Start of Material for the task

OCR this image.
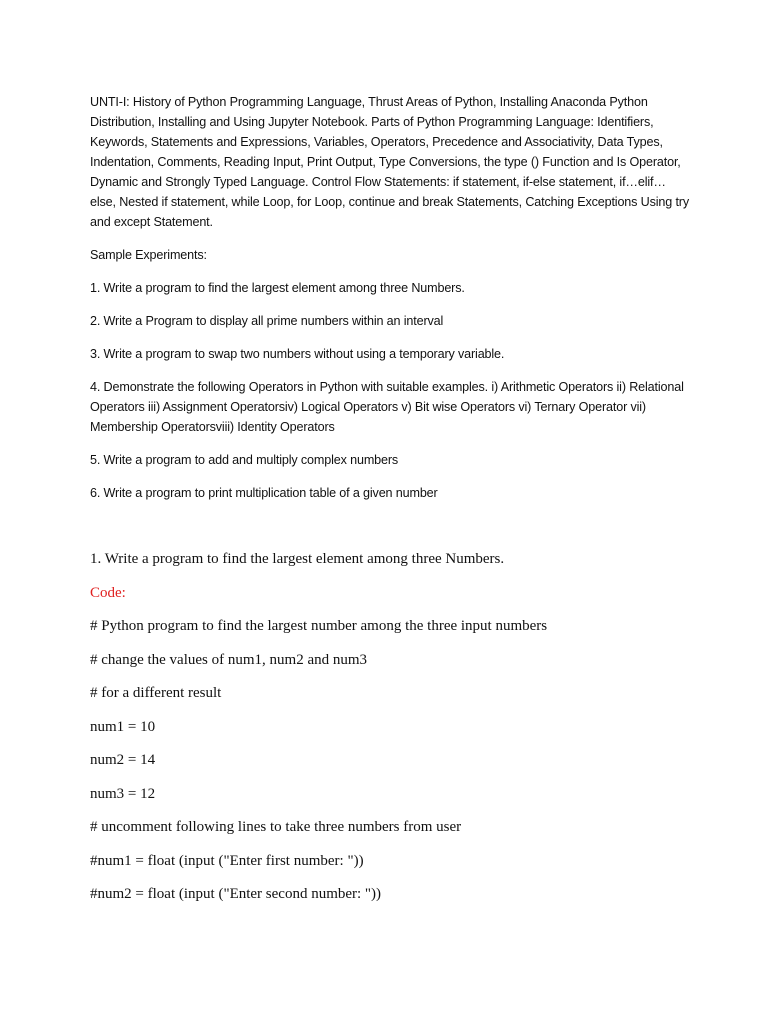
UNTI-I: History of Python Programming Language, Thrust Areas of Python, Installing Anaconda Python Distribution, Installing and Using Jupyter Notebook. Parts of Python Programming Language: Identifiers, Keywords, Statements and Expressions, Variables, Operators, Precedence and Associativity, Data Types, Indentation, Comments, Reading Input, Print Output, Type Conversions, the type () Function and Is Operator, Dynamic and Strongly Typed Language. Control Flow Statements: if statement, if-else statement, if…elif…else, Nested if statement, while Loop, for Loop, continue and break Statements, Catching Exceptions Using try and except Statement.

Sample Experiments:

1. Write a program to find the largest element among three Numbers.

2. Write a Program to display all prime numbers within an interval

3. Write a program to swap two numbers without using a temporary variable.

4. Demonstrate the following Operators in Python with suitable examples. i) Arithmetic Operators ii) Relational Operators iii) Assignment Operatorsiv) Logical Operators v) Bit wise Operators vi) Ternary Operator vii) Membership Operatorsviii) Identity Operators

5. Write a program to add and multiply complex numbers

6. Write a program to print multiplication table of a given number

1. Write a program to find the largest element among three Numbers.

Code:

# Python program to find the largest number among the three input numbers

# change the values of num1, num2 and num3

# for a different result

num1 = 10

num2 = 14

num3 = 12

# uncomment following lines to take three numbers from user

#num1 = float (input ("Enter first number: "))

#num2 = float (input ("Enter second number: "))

End of Material for the task

= Objective =
Reproduce every record above exactly, omitting the pictures.

= Written solution =
OCR this image.
UNTI-I: History of Python Programming Language, Thrust Areas of Python, Installing Anaconda Python Distribution, Installing and Using Jupyter Notebook. Parts of Python Programming Language: Identifiers, Keywords, Statements and Expressions, Variables, Operators, Precedence and Associativity, Data Types, Indentation, Comments, Reading Input, Print Output, Type Conversions, the type () Function and Is Operator, Dynamic and Strongly Typed Language. Control Flow Statements: if statement, if-else statement, if…elif…else, Nested if statement, while Loop, for Loop, continue and break Statements, Catching Exceptions Using try and except Statement.

Sample Experiments:

1. Write a program to find the largest element among three Numbers.

2. Write a Program to display all prime numbers within an interval

3. Write a program to swap two numbers without using a temporary variable.

4. Demonstrate the following Operators in Python with suitable examples. i) Arithmetic Operators ii) Relational Operators iii) Assignment Operatorsiv) Logical Operators v) Bit wise Operators vi) Ternary Operator vii) Membership Operatorsviii) Identity Operators

5. Write a program to add and multiply complex numbers

6. Write a program to print multiplication table of a given number

1. Write a program to find the largest element among three Numbers.

Code:

# Python program to find the largest number among the three input numbers

# change the values of num1, num2 and num3

# for a different result

num1 = 10

num2 = 14

num3 = 12

# uncomment following lines to take three numbers from user

#num1 = float (input ("Enter first number: "))

#num2 = float (input ("Enter second number: "))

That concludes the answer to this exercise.